===== Data provided

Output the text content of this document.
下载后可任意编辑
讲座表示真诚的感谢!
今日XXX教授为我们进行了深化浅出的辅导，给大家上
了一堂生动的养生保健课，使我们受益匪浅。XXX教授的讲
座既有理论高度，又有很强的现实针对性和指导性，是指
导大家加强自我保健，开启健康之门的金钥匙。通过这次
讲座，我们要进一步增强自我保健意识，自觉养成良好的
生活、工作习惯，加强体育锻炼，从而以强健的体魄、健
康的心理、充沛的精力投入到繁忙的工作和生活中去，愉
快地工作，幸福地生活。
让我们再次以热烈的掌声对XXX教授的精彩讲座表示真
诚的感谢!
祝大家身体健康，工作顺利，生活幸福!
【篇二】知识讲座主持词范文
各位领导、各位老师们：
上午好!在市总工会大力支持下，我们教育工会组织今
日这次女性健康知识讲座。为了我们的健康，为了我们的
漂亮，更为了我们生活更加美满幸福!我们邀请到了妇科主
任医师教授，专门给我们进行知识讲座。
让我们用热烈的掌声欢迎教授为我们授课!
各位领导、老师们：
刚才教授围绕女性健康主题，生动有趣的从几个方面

==========

## [The problem]
Reproduce the material above without altering a single character.

## [Answer below]
Output the text content of this document.
下载后可任意编辑
讲座表示真诚的感谢!
今日XXX教授为我们进行了深化浅出的辅导，给大家上
了一堂生动的养生保健课，使我们受益匪浅。XXX教授的讲
座既有理论高度，又有很强的现实针对性和指导性，是指
导大家加强自我保健，开启健康之门的金钥匙。通过这次
讲座，我们要进一步增强自我保健意识，自觉养成良好的
生活、工作习惯，加强体育锻炼，从而以强健的体魄、健
康的心理、充沛的精力投入到繁忙的工作和生活中去，愉
快地工作，幸福地生活。
让我们再次以热烈的掌声对XXX教授的精彩讲座表示真
诚的感谢!
祝大家身体健康，工作顺利，生活幸福!
【篇二】知识讲座主持词范文
各位领导、各位老师们：
上午好!在市总工会大力支持下，我们教育工会组织今
日这次女性健康知识讲座。为了我们的健康，为了我们的
漂亮，更为了我们生活更加美满幸福!我们邀请到了妇科主
任医师教授，专门给我们进行知识讲座。
让我们用热烈的掌声欢迎教授为我们授课!
各位领导、老师们：
刚才教授围绕女性健康主题，生动有趣的从几个方面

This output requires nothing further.